# Dataset records
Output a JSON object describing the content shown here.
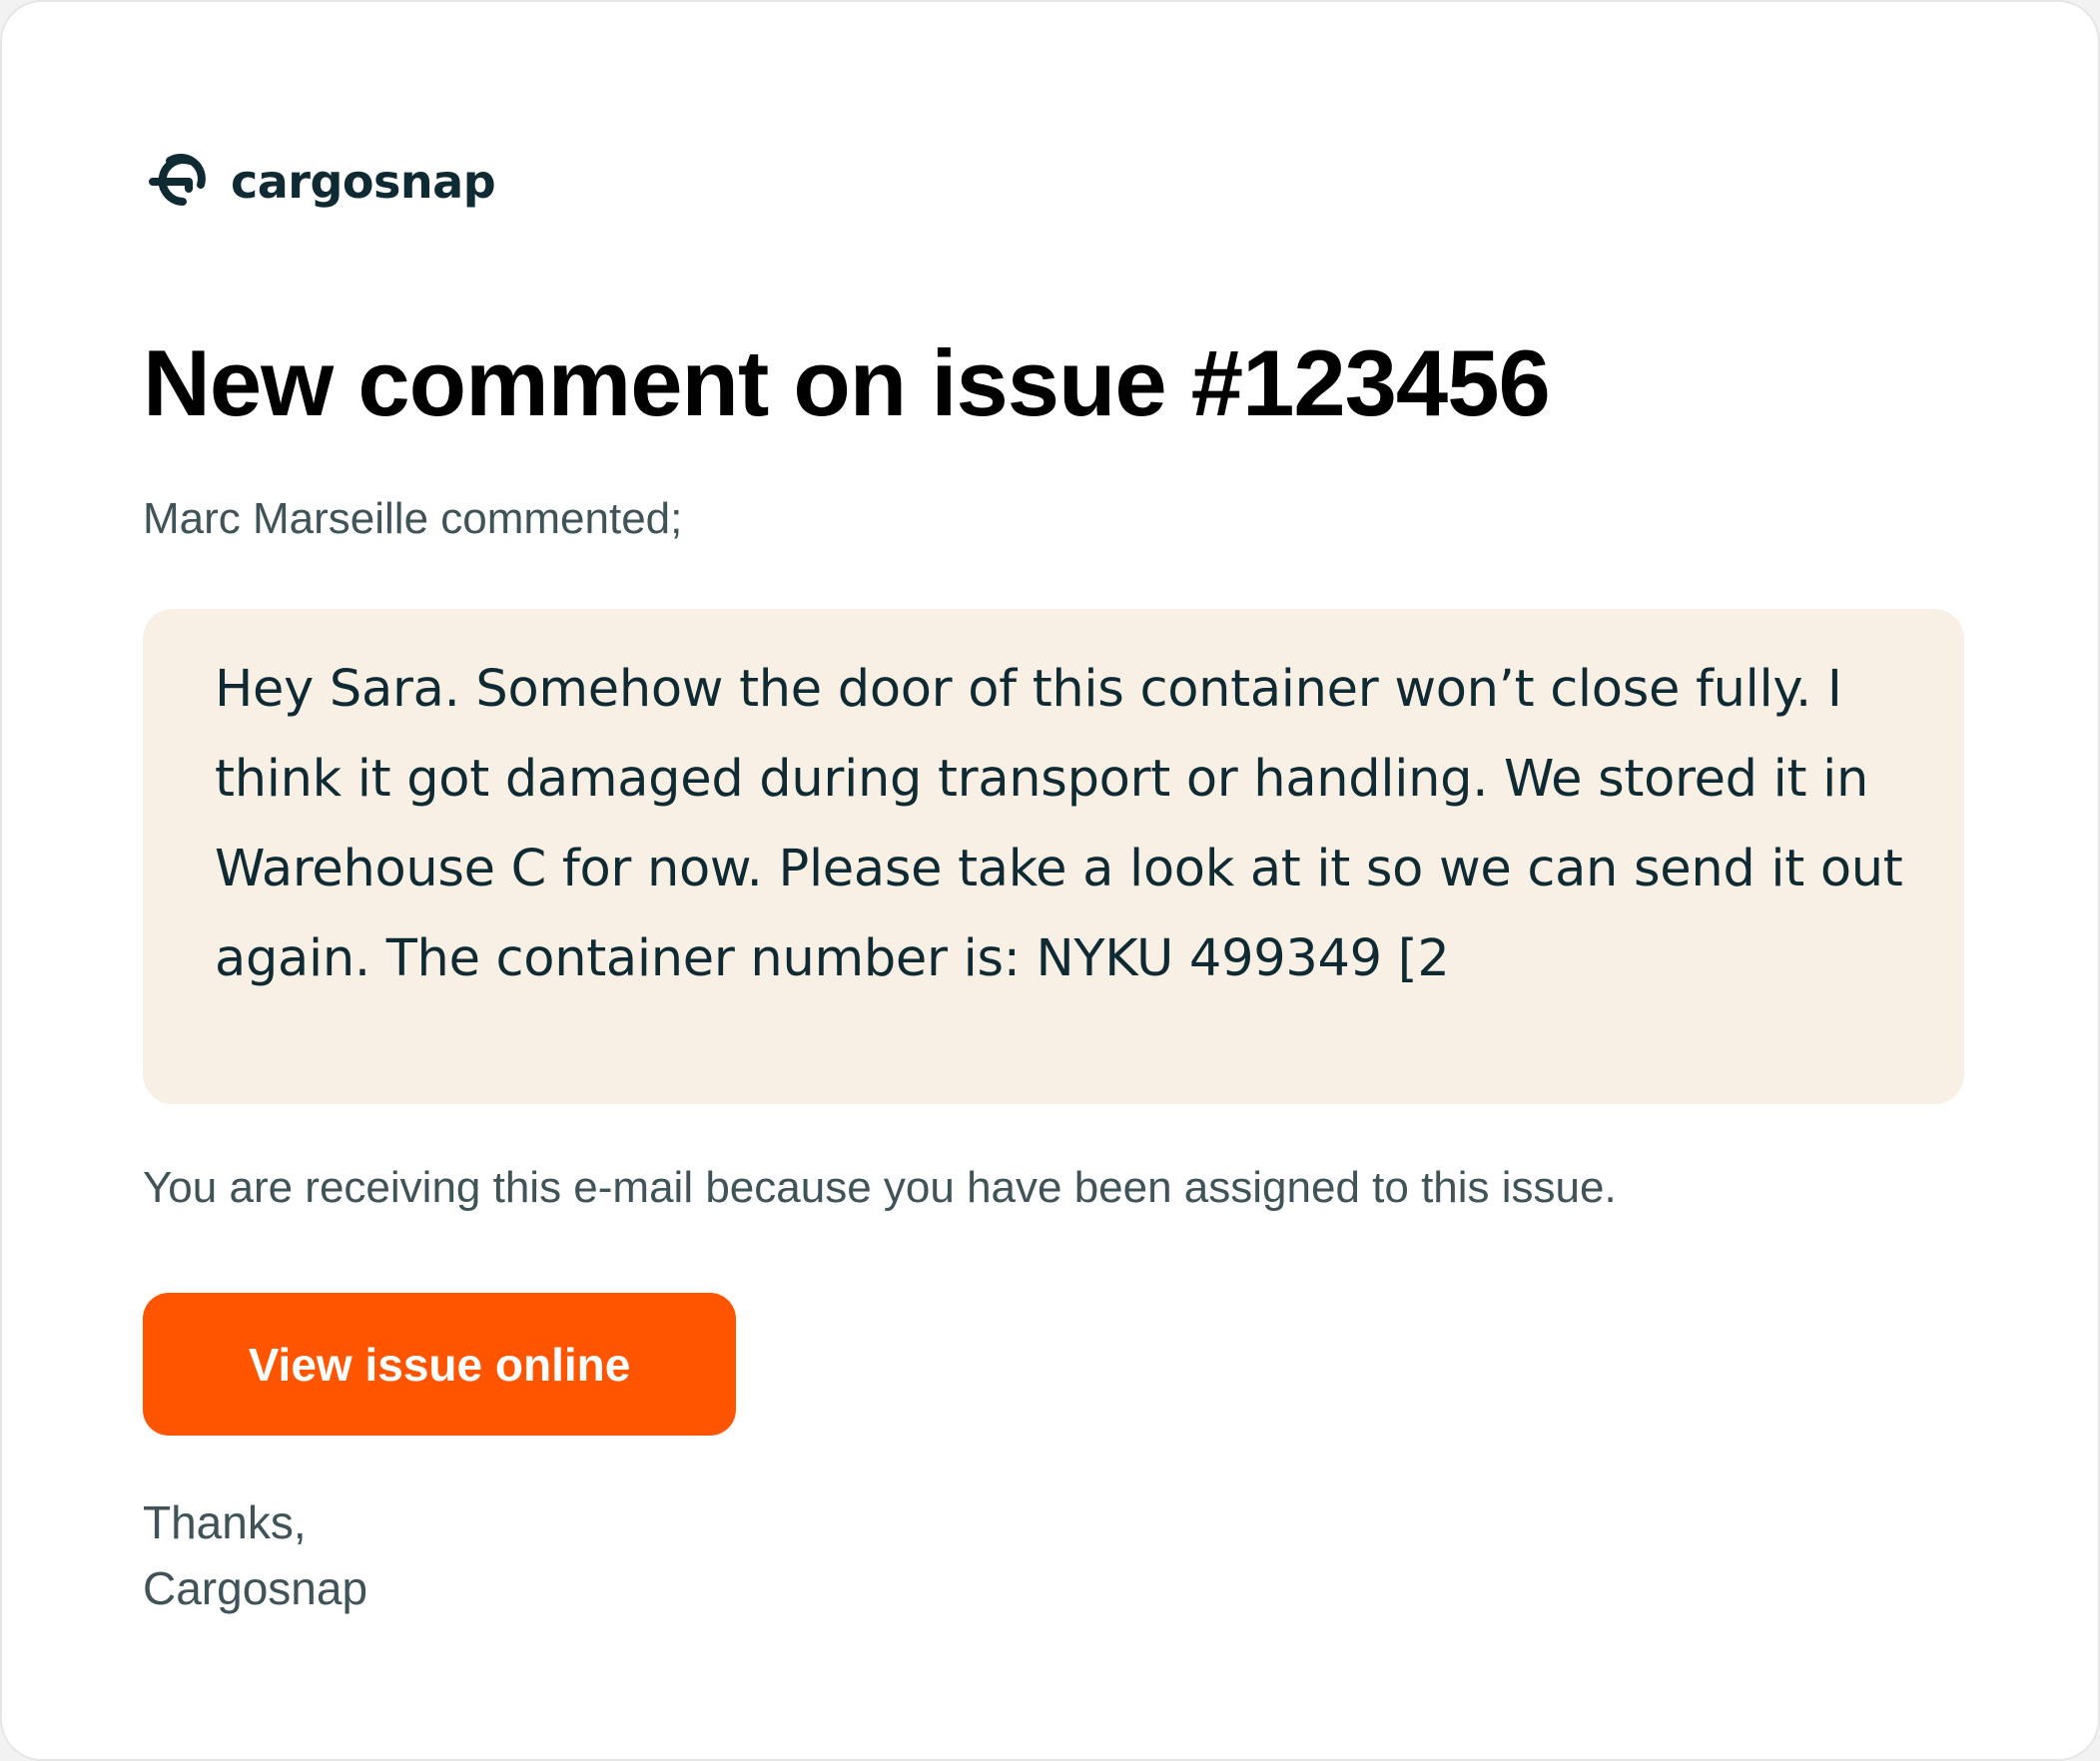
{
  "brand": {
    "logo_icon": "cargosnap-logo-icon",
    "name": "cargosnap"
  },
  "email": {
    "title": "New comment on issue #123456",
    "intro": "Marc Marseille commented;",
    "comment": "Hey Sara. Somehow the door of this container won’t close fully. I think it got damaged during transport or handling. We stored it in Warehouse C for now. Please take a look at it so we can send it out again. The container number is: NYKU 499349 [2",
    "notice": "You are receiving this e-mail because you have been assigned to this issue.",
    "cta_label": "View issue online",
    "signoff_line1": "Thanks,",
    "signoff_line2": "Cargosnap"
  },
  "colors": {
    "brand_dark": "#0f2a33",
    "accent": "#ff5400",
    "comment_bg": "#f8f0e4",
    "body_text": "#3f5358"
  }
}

# WHAT IS BEING ASKED
Repeat the material above word for word, please, apart from its images.

# EXPECTED ANSWER
Output a JSON object describing the content shown here.
{
  "brand": {
    "logo_icon": "cargosnap-logo-icon",
    "name": "cargosnap"
  },
  "email": {
    "title": "New comment on issue #123456",
    "intro": "Marc Marseille commented;",
    "comment": "Hey Sara. Somehow the door of this container won’t close fully. I think it got damaged during transport or handling. We stored it in Warehouse C for now. Please take a look at it so we can send it out again. The container number is: NYKU 499349 [2",
    "notice": "You are receiving this e-mail because you have been assigned to this issue.",
    "cta_label": "View issue online",
    "signoff_line1": "Thanks,",
    "signoff_line2": "Cargosnap"
  },
  "colors": {
    "brand_dark": "#0f2a33",
    "accent": "#ff5400",
    "comment_bg": "#f8f0e4",
    "body_text": "#3f5358"
  }
}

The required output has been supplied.